=== DIRECTIVE ===
Select all lines with the string "SDTVAR" in them, and copy those lines.

Stored items
******
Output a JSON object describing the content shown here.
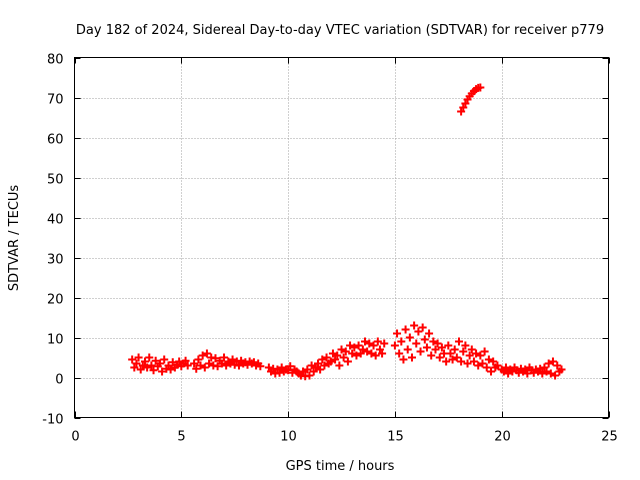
{
  "chart_data": {
    "type": "scatter",
    "title": "Day 182 of 2024, Sidereal Day-to-day VTEC variation (SDTVAR) for receiver p779",
    "xlabel": "GPS time / hours",
    "ylabel": "SDTVAR / TECUs",
    "xlim": [
      0,
      25
    ],
    "ylim": [
      -10,
      80
    ],
    "xticks": [
      0,
      5,
      10,
      15,
      20,
      25
    ],
    "yticks": [
      -10,
      0,
      10,
      20,
      30,
      40,
      50,
      60,
      70,
      80
    ],
    "grid": true,
    "marker": "plus",
    "color": "#ff0000",
    "series": [
      {
        "name": "SDTVAR",
        "points": [
          [
            2.7,
            4.5
          ],
          [
            2.8,
            2.5
          ],
          [
            2.9,
            3.5
          ],
          [
            3.0,
            5.0
          ],
          [
            3.1,
            2.0
          ],
          [
            3.2,
            3.0
          ],
          [
            3.3,
            4.0
          ],
          [
            3.4,
            2.5
          ],
          [
            3.5,
            5.0
          ],
          [
            3.6,
            3.0
          ],
          [
            3.7,
            1.8
          ],
          [
            3.8,
            4.2
          ],
          [
            3.9,
            2.8
          ],
          [
            4.0,
            3.5
          ],
          [
            4.1,
            1.5
          ],
          [
            4.2,
            4.5
          ],
          [
            4.3,
            2.2
          ],
          [
            4.4,
            3.0
          ],
          [
            4.5,
            2.0
          ],
          [
            4.6,
            3.8
          ],
          [
            4.7,
            2.5
          ],
          [
            4.8,
            3.2
          ],
          [
            4.9,
            4.0
          ],
          [
            5.0,
            2.8
          ],
          [
            5.1,
            3.5
          ],
          [
            5.2,
            4.2
          ],
          [
            5.3,
            3.0
          ],
          [
            5.6,
            3.5
          ],
          [
            5.7,
            2.2
          ],
          [
            5.8,
            4.5
          ],
          [
            5.9,
            3.0
          ],
          [
            6.0,
            5.5
          ],
          [
            6.1,
            2.5
          ],
          [
            6.2,
            6.0
          ],
          [
            6.3,
            3.5
          ],
          [
            6.4,
            5.0
          ],
          [
            6.5,
            3.0
          ],
          [
            6.6,
            4.8
          ],
          [
            6.7,
            2.8
          ],
          [
            6.8,
            4.2
          ],
          [
            6.9,
            3.5
          ],
          [
            7.0,
            5.0
          ],
          [
            7.1,
            3.0
          ],
          [
            7.2,
            4.0
          ],
          [
            7.3,
            3.5
          ],
          [
            7.4,
            4.5
          ],
          [
            7.5,
            3.2
          ],
          [
            7.6,
            4.0
          ],
          [
            7.7,
            3.0
          ],
          [
            7.8,
            4.2
          ],
          [
            7.9,
            3.5
          ],
          [
            8.0,
            3.8
          ],
          [
            8.1,
            3.2
          ],
          [
            8.2,
            4.0
          ],
          [
            8.3,
            3.5
          ],
          [
            8.4,
            3.8
          ],
          [
            8.5,
            3.0
          ],
          [
            8.6,
            3.5
          ],
          [
            8.7,
            2.8
          ],
          [
            9.1,
            2.5
          ],
          [
            9.2,
            1.5
          ],
          [
            9.3,
            2.2
          ],
          [
            9.4,
            1.0
          ],
          [
            9.5,
            2.0
          ],
          [
            9.6,
            1.2
          ],
          [
            9.7,
            2.5
          ],
          [
            9.8,
            1.5
          ],
          [
            9.9,
            2.0
          ],
          [
            10.0,
            1.8
          ],
          [
            10.1,
            2.8
          ],
          [
            10.2,
            1.2
          ],
          [
            10.3,
            2.0
          ],
          [
            10.4,
            1.5
          ],
          [
            10.5,
            1.0
          ],
          [
            10.6,
            0.5
          ],
          [
            10.7,
            1.5
          ],
          [
            10.8,
            0.3
          ],
          [
            10.9,
            2.0
          ],
          [
            11.0,
            0.5
          ],
          [
            11.1,
            3.0
          ],
          [
            11.2,
            1.5
          ],
          [
            11.3,
            2.5
          ],
          [
            11.4,
            3.5
          ],
          [
            11.5,
            2.0
          ],
          [
            11.6,
            4.5
          ],
          [
            11.7,
            3.0
          ],
          [
            11.8,
            5.0
          ],
          [
            11.9,
            3.5
          ],
          [
            12.0,
            4.0
          ],
          [
            12.1,
            6.0
          ],
          [
            12.2,
            4.5
          ],
          [
            12.3,
            5.5
          ],
          [
            12.4,
            3.0
          ],
          [
            12.5,
            7.0
          ],
          [
            12.6,
            5.0
          ],
          [
            12.7,
            6.5
          ],
          [
            12.8,
            4.0
          ],
          [
            12.9,
            8.0
          ],
          [
            13.0,
            6.0
          ],
          [
            13.1,
            7.5
          ],
          [
            13.2,
            5.5
          ],
          [
            13.3,
            8.0
          ],
          [
            13.4,
            6.0
          ],
          [
            13.5,
            7.0
          ],
          [
            13.6,
            9.0
          ],
          [
            13.7,
            6.5
          ],
          [
            13.8,
            8.5
          ],
          [
            13.9,
            6.0
          ],
          [
            14.0,
            8.0
          ],
          [
            14.1,
            5.5
          ],
          [
            14.2,
            9.0
          ],
          [
            14.3,
            7.0
          ],
          [
            14.4,
            6.0
          ],
          [
            14.5,
            8.5
          ],
          [
            15.0,
            8.0
          ],
          [
            15.1,
            11.0
          ],
          [
            15.2,
            6.0
          ],
          [
            15.3,
            9.0
          ],
          [
            15.4,
            4.5
          ],
          [
            15.5,
            12.0
          ],
          [
            15.6,
            7.0
          ],
          [
            15.7,
            10.0
          ],
          [
            15.8,
            5.0
          ],
          [
            15.9,
            13.0
          ],
          [
            16.0,
            8.5
          ],
          [
            16.1,
            11.5
          ],
          [
            16.2,
            6.5
          ],
          [
            16.3,
            12.5
          ],
          [
            16.4,
            9.5
          ],
          [
            16.5,
            7.5
          ],
          [
            16.6,
            11.0
          ],
          [
            16.7,
            5.5
          ],
          [
            16.8,
            9.0
          ],
          [
            16.9,
            7.0
          ],
          [
            17.0,
            8.5
          ],
          [
            17.1,
            5.0
          ],
          [
            17.2,
            7.5
          ],
          [
            17.3,
            6.0
          ],
          [
            17.4,
            4.0
          ],
          [
            17.5,
            8.0
          ],
          [
            17.6,
            6.0
          ],
          [
            17.7,
            4.5
          ],
          [
            17.8,
            7.0
          ],
          [
            17.9,
            5.0
          ],
          [
            18.0,
            9.0
          ],
          [
            18.1,
            4.0
          ],
          [
            18.2,
            6.5
          ],
          [
            18.3,
            8.0
          ],
          [
            18.4,
            3.5
          ],
          [
            18.5,
            5.5
          ],
          [
            18.6,
            7.0
          ],
          [
            18.7,
            4.0
          ],
          [
            18.8,
            6.0
          ],
          [
            18.9,
            3.0
          ],
          [
            19.0,
            5.5
          ],
          [
            19.1,
            3.5
          ],
          [
            19.2,
            6.5
          ],
          [
            19.3,
            2.5
          ],
          [
            19.4,
            4.5
          ],
          [
            19.5,
            1.5
          ],
          [
            19.6,
            4.0
          ],
          [
            19.7,
            2.5
          ],
          [
            19.8,
            3.0
          ],
          [
            20.0,
            2.0
          ],
          [
            20.1,
            1.5
          ],
          [
            20.2,
            2.5
          ],
          [
            20.3,
            1.0
          ],
          [
            20.4,
            2.0
          ],
          [
            20.5,
            1.5
          ],
          [
            20.6,
            2.5
          ],
          [
            20.7,
            1.8
          ],
          [
            20.8,
            1.2
          ],
          [
            20.9,
            2.2
          ],
          [
            21.0,
            1.5
          ],
          [
            21.1,
            2.0
          ],
          [
            21.2,
            1.0
          ],
          [
            21.3,
            2.5
          ],
          [
            21.4,
            1.8
          ],
          [
            21.5,
            1.2
          ],
          [
            21.6,
            2.0
          ],
          [
            21.7,
            1.5
          ],
          [
            21.8,
            2.2
          ],
          [
            21.9,
            1.0
          ],
          [
            22.0,
            2.5
          ],
          [
            22.1,
            1.5
          ],
          [
            22.2,
            3.5
          ],
          [
            22.3,
            1.0
          ],
          [
            22.4,
            4.0
          ],
          [
            22.5,
            0.5
          ],
          [
            22.6,
            3.0
          ],
          [
            22.7,
            1.5
          ],
          [
            22.8,
            2.0
          ],
          [
            18.1,
            66.5
          ],
          [
            18.2,
            67.5
          ],
          [
            18.3,
            68.5
          ],
          [
            18.4,
            69.5
          ],
          [
            18.5,
            70.3
          ],
          [
            18.6,
            71.0
          ],
          [
            18.7,
            71.6
          ],
          [
            18.8,
            72.1
          ],
          [
            18.9,
            72.4
          ],
          [
            19.0,
            72.5
          ]
        ]
      }
    ]
  }
}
******
=== RESPONSE BELOW ===
    "title": "Day 182 of 2024, Sidereal Day-to-day VTEC variation (SDTVAR) for receiver p779",
    "ylabel": "SDTVAR / TECUs",
        "name": "SDTVAR",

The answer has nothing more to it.